EXERCISE DETAILS: Report how many lines contain the word "вычесть"; answer with the number only.

Collected data:
---+---
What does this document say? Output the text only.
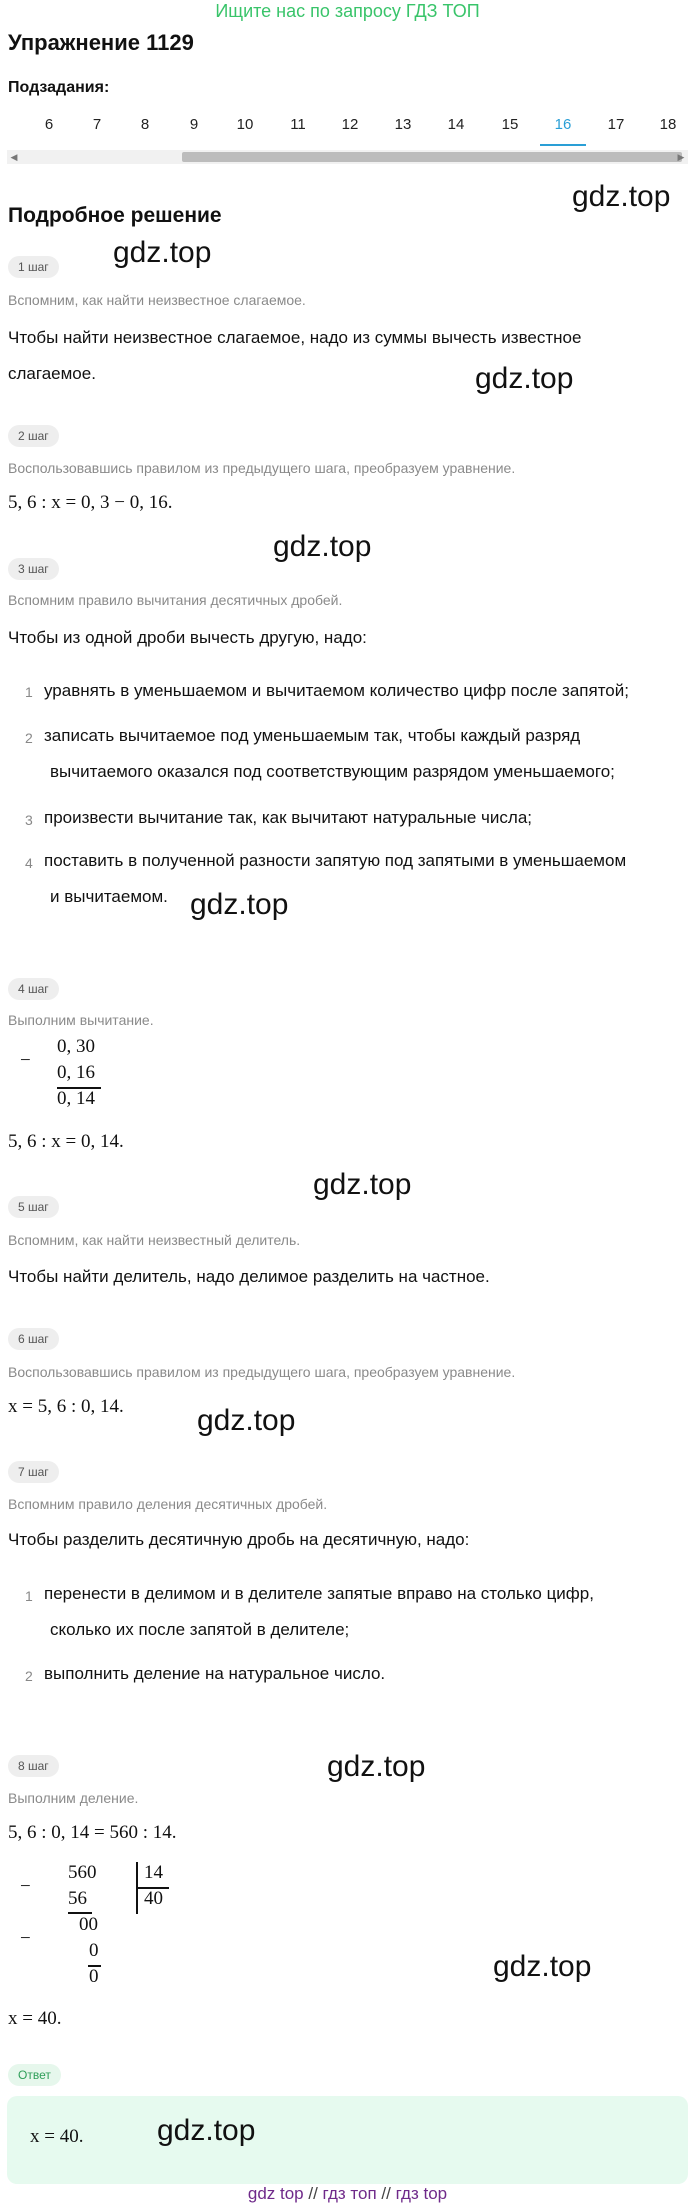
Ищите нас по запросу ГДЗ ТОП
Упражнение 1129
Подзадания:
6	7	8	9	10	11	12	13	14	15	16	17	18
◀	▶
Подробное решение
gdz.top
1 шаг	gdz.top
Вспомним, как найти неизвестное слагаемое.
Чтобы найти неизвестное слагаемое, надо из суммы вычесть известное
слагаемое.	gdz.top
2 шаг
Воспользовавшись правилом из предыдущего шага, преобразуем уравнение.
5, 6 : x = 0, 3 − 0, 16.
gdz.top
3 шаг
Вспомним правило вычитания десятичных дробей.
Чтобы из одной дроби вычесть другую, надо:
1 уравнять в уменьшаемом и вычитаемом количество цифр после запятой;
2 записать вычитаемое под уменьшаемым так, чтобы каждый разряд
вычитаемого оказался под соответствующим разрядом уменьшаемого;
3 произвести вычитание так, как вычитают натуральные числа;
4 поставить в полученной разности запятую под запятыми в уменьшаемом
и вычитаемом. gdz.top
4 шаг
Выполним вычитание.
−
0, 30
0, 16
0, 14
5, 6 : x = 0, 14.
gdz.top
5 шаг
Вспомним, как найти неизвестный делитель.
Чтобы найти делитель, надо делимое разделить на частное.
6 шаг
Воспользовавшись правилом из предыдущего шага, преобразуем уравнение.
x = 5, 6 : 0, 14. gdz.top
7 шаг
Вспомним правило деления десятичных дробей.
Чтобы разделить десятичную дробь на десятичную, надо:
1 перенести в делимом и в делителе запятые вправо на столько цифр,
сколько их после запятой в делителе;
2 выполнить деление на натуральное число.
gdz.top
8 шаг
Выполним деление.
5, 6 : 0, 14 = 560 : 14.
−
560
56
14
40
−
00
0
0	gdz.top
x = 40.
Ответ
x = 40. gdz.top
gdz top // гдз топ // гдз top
---+---
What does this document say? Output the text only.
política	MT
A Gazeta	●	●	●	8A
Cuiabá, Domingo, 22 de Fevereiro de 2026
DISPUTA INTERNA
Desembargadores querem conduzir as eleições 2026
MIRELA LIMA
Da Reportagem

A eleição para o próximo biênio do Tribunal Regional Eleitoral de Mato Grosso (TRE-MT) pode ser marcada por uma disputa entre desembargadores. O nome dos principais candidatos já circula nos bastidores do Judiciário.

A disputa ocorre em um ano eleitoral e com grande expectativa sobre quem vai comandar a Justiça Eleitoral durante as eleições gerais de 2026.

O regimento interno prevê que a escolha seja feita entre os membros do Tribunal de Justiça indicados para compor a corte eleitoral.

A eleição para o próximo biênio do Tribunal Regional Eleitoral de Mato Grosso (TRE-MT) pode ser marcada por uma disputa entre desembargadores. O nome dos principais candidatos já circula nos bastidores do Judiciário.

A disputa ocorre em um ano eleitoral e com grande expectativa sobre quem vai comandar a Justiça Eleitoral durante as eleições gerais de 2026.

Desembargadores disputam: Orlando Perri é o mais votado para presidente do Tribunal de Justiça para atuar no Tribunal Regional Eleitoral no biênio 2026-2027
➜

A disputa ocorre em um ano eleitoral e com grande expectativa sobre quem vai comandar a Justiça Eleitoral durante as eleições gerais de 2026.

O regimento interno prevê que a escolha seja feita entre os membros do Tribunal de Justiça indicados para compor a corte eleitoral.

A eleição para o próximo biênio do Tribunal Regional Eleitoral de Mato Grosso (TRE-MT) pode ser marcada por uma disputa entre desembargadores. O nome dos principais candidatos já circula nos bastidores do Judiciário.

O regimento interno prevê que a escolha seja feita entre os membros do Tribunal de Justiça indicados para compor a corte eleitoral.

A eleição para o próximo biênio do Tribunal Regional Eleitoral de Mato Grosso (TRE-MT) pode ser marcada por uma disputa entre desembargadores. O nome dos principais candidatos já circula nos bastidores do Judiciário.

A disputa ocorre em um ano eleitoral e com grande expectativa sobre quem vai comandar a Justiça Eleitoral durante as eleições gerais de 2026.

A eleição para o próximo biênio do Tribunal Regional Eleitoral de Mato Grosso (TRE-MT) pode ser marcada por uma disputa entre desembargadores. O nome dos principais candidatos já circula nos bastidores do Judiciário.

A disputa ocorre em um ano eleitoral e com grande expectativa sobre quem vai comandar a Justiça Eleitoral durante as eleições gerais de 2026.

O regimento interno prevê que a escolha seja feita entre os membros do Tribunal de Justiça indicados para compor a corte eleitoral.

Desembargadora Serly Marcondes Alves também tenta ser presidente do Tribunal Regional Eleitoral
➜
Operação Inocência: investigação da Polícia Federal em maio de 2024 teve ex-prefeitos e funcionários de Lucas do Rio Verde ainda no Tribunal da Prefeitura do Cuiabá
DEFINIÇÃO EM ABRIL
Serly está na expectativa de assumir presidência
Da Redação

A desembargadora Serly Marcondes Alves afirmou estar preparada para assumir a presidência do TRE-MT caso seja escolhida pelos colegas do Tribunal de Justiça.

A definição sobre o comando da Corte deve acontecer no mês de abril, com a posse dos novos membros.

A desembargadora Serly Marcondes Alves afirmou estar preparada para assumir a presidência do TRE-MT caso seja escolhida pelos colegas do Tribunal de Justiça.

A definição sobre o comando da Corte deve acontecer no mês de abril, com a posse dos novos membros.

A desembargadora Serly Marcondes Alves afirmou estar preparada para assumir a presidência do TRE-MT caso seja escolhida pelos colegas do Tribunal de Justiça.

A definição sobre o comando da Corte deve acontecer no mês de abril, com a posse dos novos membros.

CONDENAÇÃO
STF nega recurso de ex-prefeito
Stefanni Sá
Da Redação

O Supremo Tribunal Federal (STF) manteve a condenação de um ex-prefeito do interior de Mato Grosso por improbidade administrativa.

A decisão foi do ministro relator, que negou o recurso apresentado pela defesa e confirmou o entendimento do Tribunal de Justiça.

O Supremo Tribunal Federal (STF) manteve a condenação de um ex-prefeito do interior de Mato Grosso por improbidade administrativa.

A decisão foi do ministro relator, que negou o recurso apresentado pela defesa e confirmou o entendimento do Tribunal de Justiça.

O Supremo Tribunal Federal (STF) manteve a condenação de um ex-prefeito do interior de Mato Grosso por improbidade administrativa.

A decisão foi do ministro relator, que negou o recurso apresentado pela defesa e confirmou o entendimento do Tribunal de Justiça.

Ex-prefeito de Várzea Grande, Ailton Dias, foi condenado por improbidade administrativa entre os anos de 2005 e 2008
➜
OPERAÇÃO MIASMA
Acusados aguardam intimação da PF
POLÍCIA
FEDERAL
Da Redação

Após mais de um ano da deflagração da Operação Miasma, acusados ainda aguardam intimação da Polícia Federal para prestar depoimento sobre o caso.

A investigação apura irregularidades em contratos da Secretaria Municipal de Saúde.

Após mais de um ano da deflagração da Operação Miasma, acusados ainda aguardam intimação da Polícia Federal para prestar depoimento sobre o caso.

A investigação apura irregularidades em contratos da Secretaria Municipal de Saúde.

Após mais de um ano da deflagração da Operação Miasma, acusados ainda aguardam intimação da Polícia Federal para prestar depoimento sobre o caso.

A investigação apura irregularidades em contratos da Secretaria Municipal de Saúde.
---+---
ANSWER FOR THIS EXERCISE: 2